=== The problem ===
From the entries below, report how many lines contain the string "color". Give only that number.

=== Records to use ===
— START —
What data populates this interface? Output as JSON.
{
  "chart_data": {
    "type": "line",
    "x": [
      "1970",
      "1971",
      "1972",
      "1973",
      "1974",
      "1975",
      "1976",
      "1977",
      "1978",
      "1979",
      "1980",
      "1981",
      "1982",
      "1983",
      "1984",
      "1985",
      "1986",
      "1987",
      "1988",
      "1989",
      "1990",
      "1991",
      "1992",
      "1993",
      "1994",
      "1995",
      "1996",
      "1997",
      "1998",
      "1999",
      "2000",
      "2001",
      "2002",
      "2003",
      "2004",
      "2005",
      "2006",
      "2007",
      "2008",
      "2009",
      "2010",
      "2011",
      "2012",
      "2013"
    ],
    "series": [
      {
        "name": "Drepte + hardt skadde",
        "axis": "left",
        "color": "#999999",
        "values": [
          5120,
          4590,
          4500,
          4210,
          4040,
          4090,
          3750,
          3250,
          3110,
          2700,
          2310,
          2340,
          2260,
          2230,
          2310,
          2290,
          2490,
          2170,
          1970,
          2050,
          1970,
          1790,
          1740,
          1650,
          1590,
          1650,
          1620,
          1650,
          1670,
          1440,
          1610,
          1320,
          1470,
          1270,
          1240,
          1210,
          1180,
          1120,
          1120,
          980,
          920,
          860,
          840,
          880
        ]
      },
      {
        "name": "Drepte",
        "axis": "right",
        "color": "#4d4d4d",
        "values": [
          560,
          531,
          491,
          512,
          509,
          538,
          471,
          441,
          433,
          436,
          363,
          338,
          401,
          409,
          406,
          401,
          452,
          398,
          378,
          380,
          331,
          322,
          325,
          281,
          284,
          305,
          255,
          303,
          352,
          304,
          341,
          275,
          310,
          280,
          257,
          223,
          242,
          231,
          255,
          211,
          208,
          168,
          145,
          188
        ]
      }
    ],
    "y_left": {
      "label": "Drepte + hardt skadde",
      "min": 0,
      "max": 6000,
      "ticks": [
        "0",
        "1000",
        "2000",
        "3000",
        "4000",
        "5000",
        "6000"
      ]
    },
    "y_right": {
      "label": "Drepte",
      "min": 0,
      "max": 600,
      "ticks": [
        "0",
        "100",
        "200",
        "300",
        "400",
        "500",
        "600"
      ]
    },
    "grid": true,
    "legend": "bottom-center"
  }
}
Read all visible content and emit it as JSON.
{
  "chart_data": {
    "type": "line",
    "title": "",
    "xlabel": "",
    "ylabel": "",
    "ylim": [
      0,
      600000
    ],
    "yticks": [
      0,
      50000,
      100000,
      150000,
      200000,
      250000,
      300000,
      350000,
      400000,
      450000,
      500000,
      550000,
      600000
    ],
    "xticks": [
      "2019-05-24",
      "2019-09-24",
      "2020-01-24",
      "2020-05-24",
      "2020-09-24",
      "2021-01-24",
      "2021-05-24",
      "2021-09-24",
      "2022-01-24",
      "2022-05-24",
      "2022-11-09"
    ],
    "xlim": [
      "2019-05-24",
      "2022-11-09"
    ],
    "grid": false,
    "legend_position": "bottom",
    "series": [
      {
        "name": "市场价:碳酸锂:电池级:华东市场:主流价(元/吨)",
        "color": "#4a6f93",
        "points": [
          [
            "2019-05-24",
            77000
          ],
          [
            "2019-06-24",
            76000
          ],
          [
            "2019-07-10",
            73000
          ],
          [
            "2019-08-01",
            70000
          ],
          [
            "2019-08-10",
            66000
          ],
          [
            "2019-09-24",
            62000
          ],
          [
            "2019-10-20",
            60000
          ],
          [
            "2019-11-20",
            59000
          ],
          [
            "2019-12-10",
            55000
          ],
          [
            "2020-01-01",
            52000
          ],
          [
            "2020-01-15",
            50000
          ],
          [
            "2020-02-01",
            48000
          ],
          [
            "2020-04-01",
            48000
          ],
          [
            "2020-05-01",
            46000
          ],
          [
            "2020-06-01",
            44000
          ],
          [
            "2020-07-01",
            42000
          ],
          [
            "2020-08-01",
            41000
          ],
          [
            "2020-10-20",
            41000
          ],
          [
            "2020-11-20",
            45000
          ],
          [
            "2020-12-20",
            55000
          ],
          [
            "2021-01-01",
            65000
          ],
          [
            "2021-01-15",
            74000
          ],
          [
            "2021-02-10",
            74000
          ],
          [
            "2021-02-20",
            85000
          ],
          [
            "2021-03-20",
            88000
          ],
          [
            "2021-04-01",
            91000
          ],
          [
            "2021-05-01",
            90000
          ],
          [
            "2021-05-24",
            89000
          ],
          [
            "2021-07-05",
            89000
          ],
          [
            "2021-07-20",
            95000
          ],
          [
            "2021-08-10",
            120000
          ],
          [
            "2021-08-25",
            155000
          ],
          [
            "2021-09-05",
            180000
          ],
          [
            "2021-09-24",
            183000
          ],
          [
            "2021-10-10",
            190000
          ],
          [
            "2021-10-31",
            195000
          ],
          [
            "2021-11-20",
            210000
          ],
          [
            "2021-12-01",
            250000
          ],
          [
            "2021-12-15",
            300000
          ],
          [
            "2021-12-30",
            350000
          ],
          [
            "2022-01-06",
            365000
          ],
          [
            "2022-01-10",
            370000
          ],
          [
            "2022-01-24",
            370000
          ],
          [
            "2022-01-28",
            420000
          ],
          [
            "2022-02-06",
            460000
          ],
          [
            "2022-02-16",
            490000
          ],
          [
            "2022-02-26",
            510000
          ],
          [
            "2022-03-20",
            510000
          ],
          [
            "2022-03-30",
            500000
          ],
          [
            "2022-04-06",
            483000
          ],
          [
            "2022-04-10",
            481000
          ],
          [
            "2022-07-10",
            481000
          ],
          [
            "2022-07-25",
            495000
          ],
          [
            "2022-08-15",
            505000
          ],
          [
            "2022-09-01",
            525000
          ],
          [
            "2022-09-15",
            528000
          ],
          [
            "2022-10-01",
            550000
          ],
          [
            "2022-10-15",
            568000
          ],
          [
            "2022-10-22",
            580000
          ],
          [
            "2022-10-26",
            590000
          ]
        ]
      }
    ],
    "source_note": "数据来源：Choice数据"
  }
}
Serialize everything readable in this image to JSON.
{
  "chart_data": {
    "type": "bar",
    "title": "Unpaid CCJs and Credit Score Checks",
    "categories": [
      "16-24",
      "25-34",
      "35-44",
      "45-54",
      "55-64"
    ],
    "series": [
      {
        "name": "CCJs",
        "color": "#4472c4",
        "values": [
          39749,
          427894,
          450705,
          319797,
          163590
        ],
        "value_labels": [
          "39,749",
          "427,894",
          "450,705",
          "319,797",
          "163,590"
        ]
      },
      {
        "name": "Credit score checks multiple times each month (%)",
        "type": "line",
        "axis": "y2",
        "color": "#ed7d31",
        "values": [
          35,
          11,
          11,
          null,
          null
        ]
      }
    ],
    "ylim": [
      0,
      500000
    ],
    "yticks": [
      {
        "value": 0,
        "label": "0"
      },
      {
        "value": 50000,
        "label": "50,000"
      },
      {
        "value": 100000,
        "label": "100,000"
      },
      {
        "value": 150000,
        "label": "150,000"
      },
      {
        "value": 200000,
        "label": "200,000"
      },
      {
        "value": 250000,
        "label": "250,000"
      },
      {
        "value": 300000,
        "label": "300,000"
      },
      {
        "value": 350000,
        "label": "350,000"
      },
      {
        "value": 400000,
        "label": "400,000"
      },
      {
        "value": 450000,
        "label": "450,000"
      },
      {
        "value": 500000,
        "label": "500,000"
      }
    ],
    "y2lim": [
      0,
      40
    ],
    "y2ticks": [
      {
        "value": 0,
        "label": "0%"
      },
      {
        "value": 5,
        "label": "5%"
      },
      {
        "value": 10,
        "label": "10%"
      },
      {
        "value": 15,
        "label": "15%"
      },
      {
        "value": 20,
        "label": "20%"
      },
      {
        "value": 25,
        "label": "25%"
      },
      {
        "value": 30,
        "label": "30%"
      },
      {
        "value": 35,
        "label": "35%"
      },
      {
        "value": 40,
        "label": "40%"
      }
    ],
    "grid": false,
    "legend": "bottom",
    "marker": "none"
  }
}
— END —
=== Solved problem ===
5